**YOUR INSTRUCTIONS**
Each line containing the word "Beschreibung" needs to be copied.

++++++++++

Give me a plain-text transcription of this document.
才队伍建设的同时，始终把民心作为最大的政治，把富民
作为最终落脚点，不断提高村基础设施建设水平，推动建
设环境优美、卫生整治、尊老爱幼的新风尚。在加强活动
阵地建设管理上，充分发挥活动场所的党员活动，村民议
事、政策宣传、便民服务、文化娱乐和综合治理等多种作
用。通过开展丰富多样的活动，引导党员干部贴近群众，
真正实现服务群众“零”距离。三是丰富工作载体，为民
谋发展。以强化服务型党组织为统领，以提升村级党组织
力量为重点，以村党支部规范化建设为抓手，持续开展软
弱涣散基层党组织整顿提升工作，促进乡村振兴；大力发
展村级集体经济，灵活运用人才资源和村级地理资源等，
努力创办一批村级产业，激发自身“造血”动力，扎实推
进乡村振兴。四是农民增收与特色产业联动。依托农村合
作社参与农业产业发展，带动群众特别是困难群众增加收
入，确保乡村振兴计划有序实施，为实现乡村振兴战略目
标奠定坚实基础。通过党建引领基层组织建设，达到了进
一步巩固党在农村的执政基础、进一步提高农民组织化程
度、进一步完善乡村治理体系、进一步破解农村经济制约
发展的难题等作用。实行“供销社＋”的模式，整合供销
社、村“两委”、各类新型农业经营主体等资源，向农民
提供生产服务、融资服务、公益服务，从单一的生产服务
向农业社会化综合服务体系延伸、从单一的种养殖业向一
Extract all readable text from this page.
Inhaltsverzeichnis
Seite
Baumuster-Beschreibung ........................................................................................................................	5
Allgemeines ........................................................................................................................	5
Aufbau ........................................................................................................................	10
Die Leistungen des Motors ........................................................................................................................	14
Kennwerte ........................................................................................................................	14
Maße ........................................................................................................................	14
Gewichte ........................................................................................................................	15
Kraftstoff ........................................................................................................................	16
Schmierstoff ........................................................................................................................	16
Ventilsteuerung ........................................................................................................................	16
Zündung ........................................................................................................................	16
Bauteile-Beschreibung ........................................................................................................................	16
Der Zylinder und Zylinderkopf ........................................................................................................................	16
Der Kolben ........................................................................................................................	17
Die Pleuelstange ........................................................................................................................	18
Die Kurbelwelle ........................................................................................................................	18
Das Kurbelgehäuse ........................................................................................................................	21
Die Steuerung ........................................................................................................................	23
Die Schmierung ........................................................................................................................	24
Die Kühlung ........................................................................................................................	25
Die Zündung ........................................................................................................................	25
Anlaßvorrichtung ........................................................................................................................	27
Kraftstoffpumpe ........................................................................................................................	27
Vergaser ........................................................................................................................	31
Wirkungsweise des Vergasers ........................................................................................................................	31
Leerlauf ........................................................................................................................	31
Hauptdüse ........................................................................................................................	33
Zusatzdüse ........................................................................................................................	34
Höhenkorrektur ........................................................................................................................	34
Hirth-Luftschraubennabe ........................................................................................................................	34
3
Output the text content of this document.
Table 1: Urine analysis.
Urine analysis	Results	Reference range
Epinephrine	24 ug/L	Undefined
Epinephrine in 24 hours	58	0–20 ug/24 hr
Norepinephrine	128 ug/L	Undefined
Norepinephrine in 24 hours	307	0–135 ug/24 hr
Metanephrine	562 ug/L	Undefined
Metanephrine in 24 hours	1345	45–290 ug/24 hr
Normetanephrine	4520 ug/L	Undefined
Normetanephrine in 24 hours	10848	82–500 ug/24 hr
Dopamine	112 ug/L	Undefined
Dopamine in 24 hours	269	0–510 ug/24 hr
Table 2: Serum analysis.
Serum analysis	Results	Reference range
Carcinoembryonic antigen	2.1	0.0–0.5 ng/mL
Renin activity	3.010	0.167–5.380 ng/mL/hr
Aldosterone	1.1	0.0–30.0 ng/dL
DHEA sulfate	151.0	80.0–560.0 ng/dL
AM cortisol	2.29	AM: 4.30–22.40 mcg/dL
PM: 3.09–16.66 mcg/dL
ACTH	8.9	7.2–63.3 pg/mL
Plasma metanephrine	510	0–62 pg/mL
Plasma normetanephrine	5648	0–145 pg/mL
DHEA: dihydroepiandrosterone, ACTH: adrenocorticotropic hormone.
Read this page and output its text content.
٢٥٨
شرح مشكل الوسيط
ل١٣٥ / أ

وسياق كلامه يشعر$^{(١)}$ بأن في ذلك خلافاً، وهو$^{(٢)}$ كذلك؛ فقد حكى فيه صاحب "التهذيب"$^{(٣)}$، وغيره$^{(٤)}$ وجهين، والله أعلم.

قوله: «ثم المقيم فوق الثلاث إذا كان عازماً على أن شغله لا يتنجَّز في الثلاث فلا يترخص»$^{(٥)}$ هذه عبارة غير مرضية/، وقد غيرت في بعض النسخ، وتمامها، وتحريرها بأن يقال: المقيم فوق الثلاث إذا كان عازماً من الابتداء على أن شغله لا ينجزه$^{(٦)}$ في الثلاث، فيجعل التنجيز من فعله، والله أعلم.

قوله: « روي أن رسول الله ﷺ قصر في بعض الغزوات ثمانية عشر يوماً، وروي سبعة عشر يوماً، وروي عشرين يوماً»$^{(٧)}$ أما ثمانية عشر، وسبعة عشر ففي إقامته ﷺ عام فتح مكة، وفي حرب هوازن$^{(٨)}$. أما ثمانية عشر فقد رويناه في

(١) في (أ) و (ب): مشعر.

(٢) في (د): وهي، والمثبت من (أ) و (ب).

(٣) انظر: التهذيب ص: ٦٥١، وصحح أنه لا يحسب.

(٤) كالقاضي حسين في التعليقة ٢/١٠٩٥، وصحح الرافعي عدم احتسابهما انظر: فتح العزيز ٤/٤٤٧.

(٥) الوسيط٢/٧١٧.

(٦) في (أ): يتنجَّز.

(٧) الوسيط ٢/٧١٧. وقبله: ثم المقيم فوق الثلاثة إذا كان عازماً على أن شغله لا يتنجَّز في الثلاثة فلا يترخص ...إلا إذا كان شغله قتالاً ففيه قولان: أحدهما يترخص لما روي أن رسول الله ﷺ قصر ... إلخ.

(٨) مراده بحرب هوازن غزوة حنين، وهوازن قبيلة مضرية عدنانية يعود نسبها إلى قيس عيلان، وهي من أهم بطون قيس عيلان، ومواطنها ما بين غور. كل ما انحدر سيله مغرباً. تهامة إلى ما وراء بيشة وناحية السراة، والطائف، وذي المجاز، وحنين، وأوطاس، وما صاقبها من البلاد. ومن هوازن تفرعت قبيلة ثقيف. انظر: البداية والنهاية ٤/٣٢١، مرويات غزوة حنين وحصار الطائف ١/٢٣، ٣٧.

++++++++++

**RESULT**
Baumuster-Beschreibung ........................................................................................................................	5
Bauteile-Beschreibung ........................................................................................................................	16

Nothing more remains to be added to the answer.